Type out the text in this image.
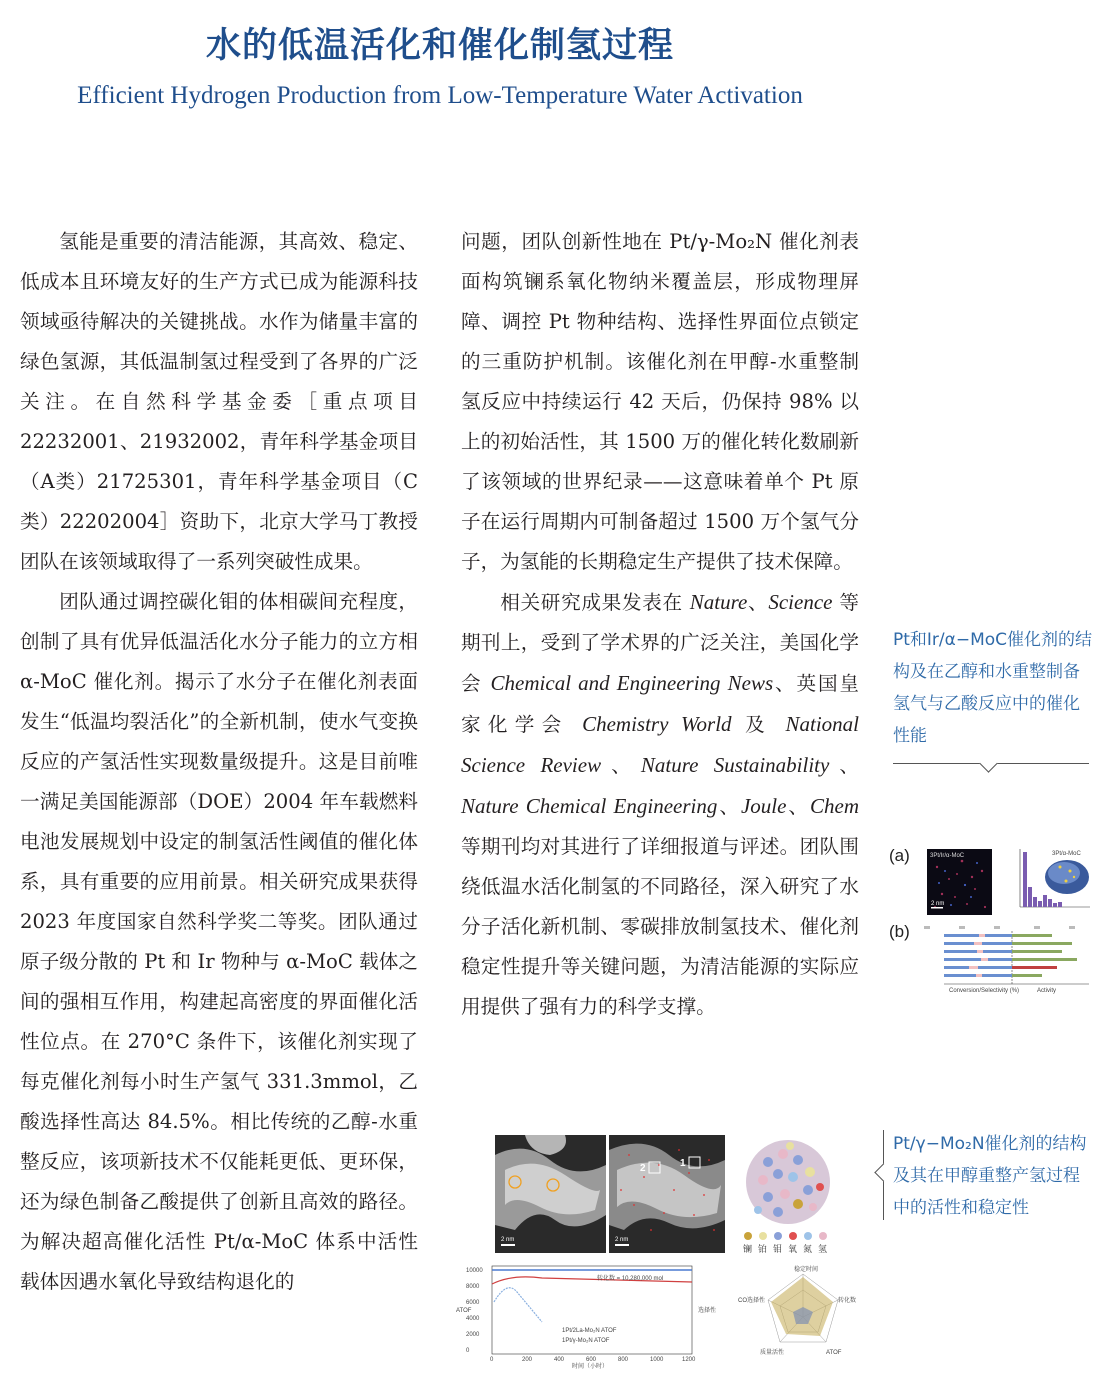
水的低温活化和催化制氢过程
Efficient Hydrogen Production from Low-Temperature Water Activation

氢能是重要的清洁能源，其高效、稳定、低成本且环境友好的生产方式已成为能源科技领域亟待解决的关键挑战。水作为储量丰富的绿色氢源，其低温制氢过程受到了各界的广泛关注。在自然科学基金委［重点项目 22232001、21932002，青年科学基金项目（A类）21725301，青年科学基金项目（C类）22202004］资助下，北京大学马丁教授团队在该领域取得了一系列突破性成果。

团队通过调控碳化钼的体相碳间充程度，创制了具有优异低温活化水分子能力的立方相 α-MoC 催化剂。揭示了水分子在催化剂表面发生“低温均裂活化”的全新机制，使水气变换反应的产氢活性实现数量级提升。这是目前唯一满足美国能源部（DOE）2004 年车载燃料电池发展规划中设定的制氢活性阈值的催化体系，具有重要的应用前景。相关研究成果获得 2023 年度国家自然科学奖二等奖。团队通过原子级分散的 Pt 和 Ir 物种与 α-MoC 载体之间的强相互作用，构建起高密度的界面催化活性位点。在 270°C 条件下，该催化剂实现了每克催化剂每小时生产氢气 331.3mmol，乙酸选择性高达 84.5%。相比传统的乙醇-水重整反应，该项新技术不仅能耗更低、更环保，还为绿色制备乙酸提供了创新且高效的路径。为解决超高催化活性 Pt/α-MoC 体系中活性载体因遇水氧化导致结构退化的

问题，团队创新性地在 Pt/γ-Mo₂N 催化剂表面构筑镧系氧化物纳米覆盖层，形成物理屏障、调控 Pt 物种结构、选择性界面位点锁定的三重防护机制。该催化剂在甲醇-水重整制氢反应中持续运行 42 天后，仍保持 98% 以上的初始活性，其 1500 万的催化转化数刷新了该领域的世界纪录——这意味着单个 Pt 原子在运行周期内可制备超过 1500 万个氢气分子，为氢能的长期稳定生产提供了技术保障。

相关研究成果发表在 Nature、Science 等期刊上，受到了学术界的广泛关注，美国化学会 Chemical and Engineering News、英国皇家化学会 Chemistry World 及 National Science Review、Nature Sustainability、Nature Chemical Engineering、Joule、Chem 等期刊均对其进行了详细报道与评述。团队围绕低温水活化制氢的不同路径，深入研究了水分子活化新机制、零碳排放制氢技术、催化剂稳定性提升等关键问题，为清洁能源的实际应用提供了强有力的科学支撑。

Pt和Ir/α−MoC催化剂的结构及在乙醇和水重整制备氢气与乙酸反应中的催化性能
(a)
(b)
3Pt/Ir/α-MoC
2 nm
3Pt/α-MoC
Conversion/Selectivity (%)	Activity
Pt/γ−Mo₂N催化剂的结构及其在甲醇重整产氢过程中的活性和稳定性
2 nm
2	1
2 nm
镧 铂 钼 氧 氮 氢
转化数 = 10,280,000 mol
1Pt/2La-Mo₂N ATOF
1Pt/γ-Mo₂N ATOF
时间（小时）
ATOF	选择性
10000
8000
6000
4000
2000
0
0	200	400	600	800	1000	1200
稳定时间
CO选择性	转化数
质量活性	ATOF
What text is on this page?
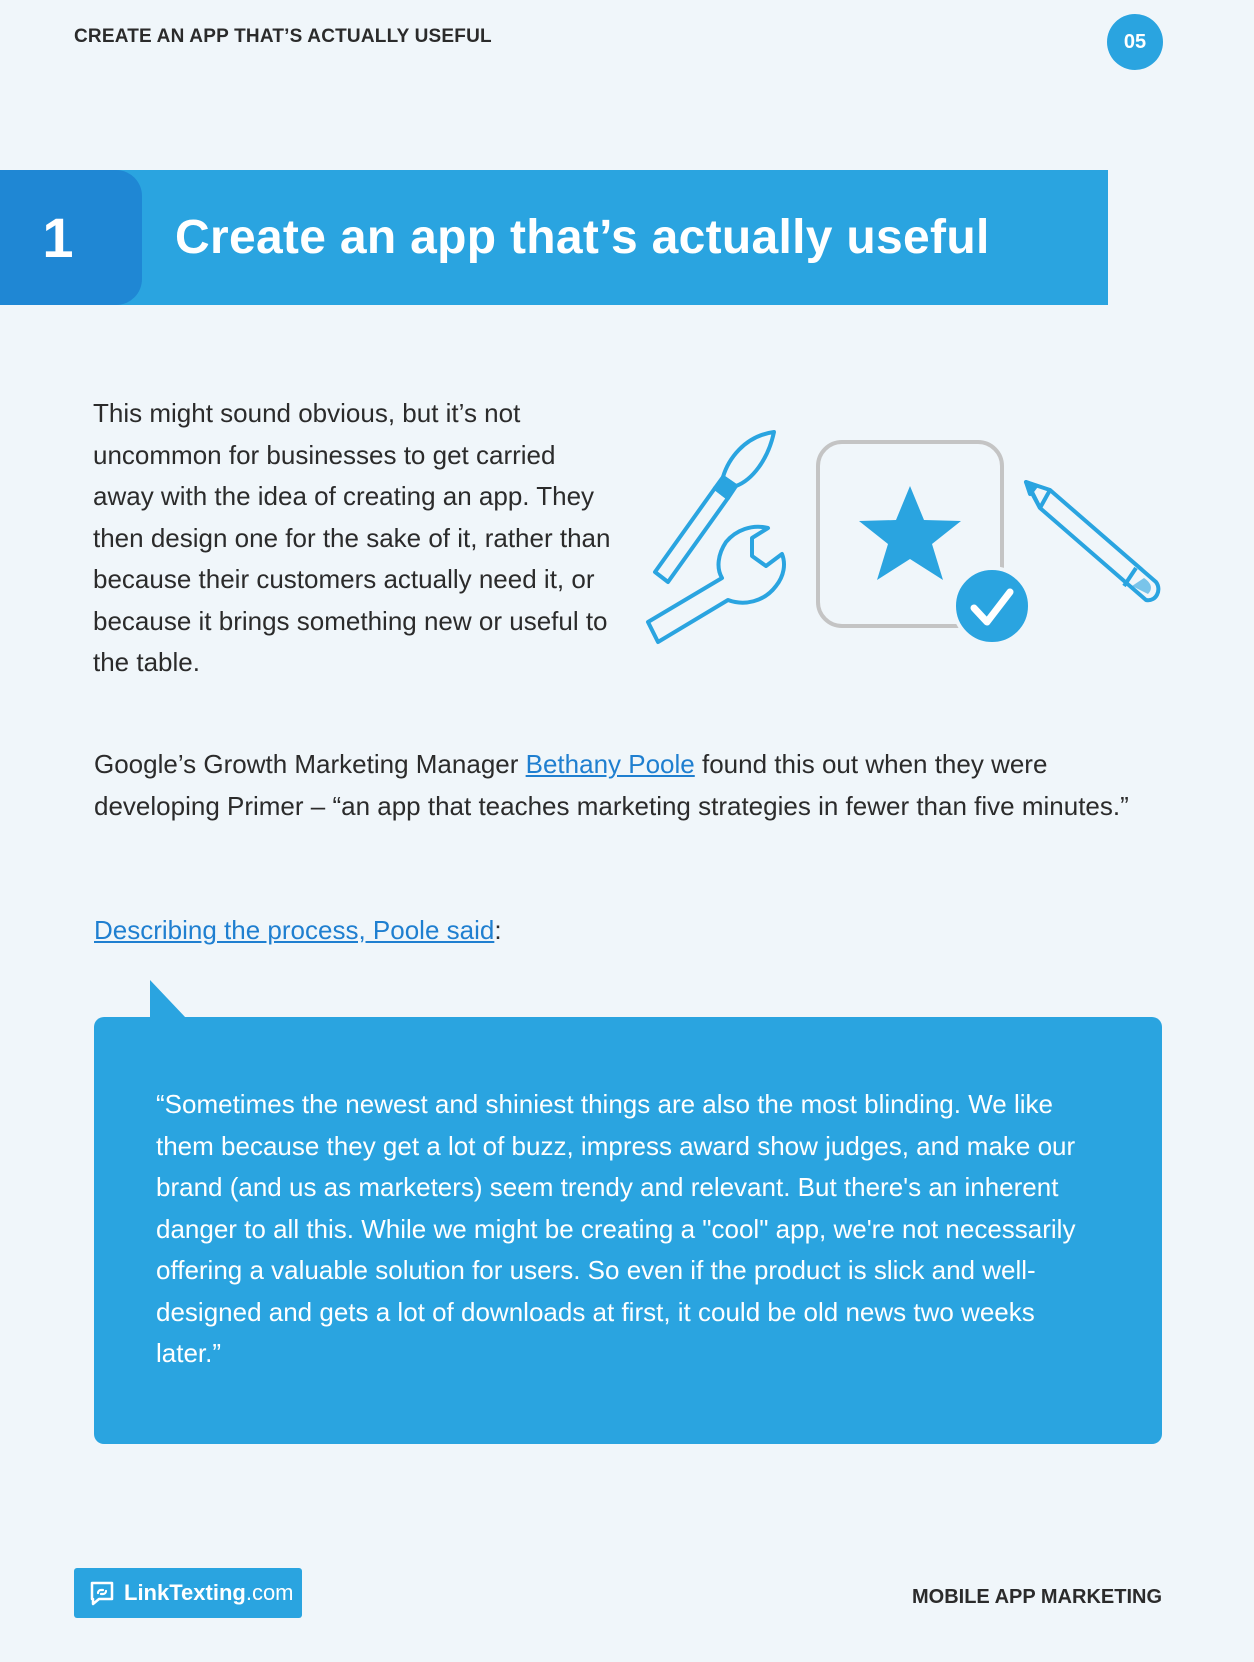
CREATE AN APP THAT’S ACTUALLY USEFUL	05
1	Create an app that’s actually useful

This might sound obvious, but it’s not uncommon for businesses to get carried away with the idea of creating an app. They then design one for the sake of it, rather than because their customers actually need it, or because it brings something new or useful to the table.

Google’s Growth Marketing Manager Bethany Poole found this out when they were developing Primer – “an app that teaches marketing strategies in fewer than five minutes.”

Describing the process, Poole said:

“Sometimes the newest and shiniest things are also the most blinding. We like them because they get a lot of buzz, impress award show judges, and make our brand (and us as marketers) seem trendy and relevant. But there's an inherent danger to all this. While we might be creating a "cool" app, we're not necessarily offering a valuable solution for users. So even if the product is slick and well-designed and gets a lot of downloads at first, it could be old news two weeks later.”

LinkTexting .com	MOBILE APP MARKETING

***

**THE EXERCISE**
Images should not appear in the copy; retype the listing above exactly.

**FULL SOLUTION**
Type out the text in this image.
水的低温活化和催化制氢过程
Efficient Hydrogen Production from Low-Temperature Water Activation

氢能是重要的清洁能源，其高效、稳定、低成本且环境友好的生产方式已成为能源科技领域亟待解决的关键挑战。水作为储量丰富的绿色氢源，其低温制氢过程受到了各界的广泛关注。在自然科学基金委［重点项目 22232001、21932002，青年科学基金项目（A类）21725301，青年科学基金项目（C类）22202004］资助下，北京大学马丁教授团队在该领域取得了一系列突破性成果。

团队通过调控碳化钼的体相碳间充程度，创制了具有优异低温活化水分子能力的立方相 α-MoC 催化剂。揭示了水分子在催化剂表面发生“低温均裂活化”的全新机制，使水气变换反应的产氢活性实现数量级提升。这是目前唯一满足美国能源部（DOE）2004 年车载燃料电池发展规划中设定的制氢活性阈值的催化体系，具有重要的应用前景。相关研究成果获得 2023 年度国家自然科学奖二等奖。团队通过原子级分散的 Pt 和 Ir 物种与 α-MoC 载体之间的强相互作用，构建起高密度的界面催化活性位点。在 270°C 条件下，该催化剂实现了每克催化剂每小时生产氢气 331.3mmol，乙酸选择性高达 84.5%。相比传统的乙醇-水重整反应，该项新技术不仅能耗更低、更环保，还为绿色制备乙酸提供了创新且高效的路径。为解决超高催化活性 Pt/α-MoC 体系中活性载体因遇水氧化导致结构退化的

问题，团队创新性地在 Pt/γ-Mo₂N 催化剂表面构筑镧系氧化物纳米覆盖层，形成物理屏障、调控 Pt 物种结构、选择性界面位点锁定的三重防护机制。该催化剂在甲醇-水重整制氢反应中持续运行 42 天后，仍保持 98% 以上的初始活性，其 1500 万的催化转化数刷新了该领域的世界纪录——这意味着单个 Pt 原子在运行周期内可制备超过 1500 万个氢气分子，为氢能的长期稳定生产提供了技术保障。

相关研究成果发表在 Nature、Science 等期刊上，受到了学术界的广泛关注，美国化学会 Chemical and Engineering News、英国皇家化学会 Chemistry World 及 National Science Review、Nature Sustainability、Nature Chemical Engineering、Joule、Chem 等期刊均对其进行了详细报道与评述。团队围绕低温水活化制氢的不同路径，深入研究了水分子活化新机制、零碳排放制氢技术、催化剂稳定性提升等关键问题，为清洁能源的实际应用提供了强有力的科学支撑。

Pt和Ir/α−MoC催化剂的结构及在乙醇和水重整制备氢气与乙酸反应中的催化性能
(a)
(b)
3Pt/Ir/α-MoC
2 nm
3Pt/α-MoC
Conversion/Selectivity (%)	Activity
Pt/γ−Mo₂N催化剂的结构及其在甲醇重整产氢过程中的活性和稳定性
2 nm
2	1
2 nm
镧 铂 钼 氧 氮 氢
转化数 = 10,280,000 mol
1Pt/2La-Mo₂N ATOF
1Pt/γ-Mo₂N ATOF
时间（小时）
ATOF	选择性
10000
8000
6000
4000
2000
0
0	200	400	600	800	1000	1200
稳定时间
CO选择性	转化数
质量活性	ATOF
What text is on this page?
CREATE AN APP THAT’S ACTUALLY USEFUL	05
1	Create an app that’s actually useful

This might sound obvious, but it’s not uncommon for businesses to get carried away with the idea of creating an app. They then design one for the sake of it, rather than because their customers actually need it, or because it brings something new or useful to the table.

Google’s Growth Marketing Manager Bethany Poole found this out when they were developing Primer – “an app that teaches marketing strategies in fewer than five minutes.”

Describing the process, Poole said:

“Sometimes the newest and shiniest things are also the most blinding. We like them because they get a lot of buzz, impress award show judges, and make our brand (and us as marketers) seem trendy and relevant. But there's an inherent danger to all this. While we might be creating a "cool" app, we're not necessarily offering a valuable solution for users. So even if the product is slick and well-designed and gets a lot of downloads at first, it could be old news two weeks later.”

LinkTexting .com	MOBILE APP MARKETING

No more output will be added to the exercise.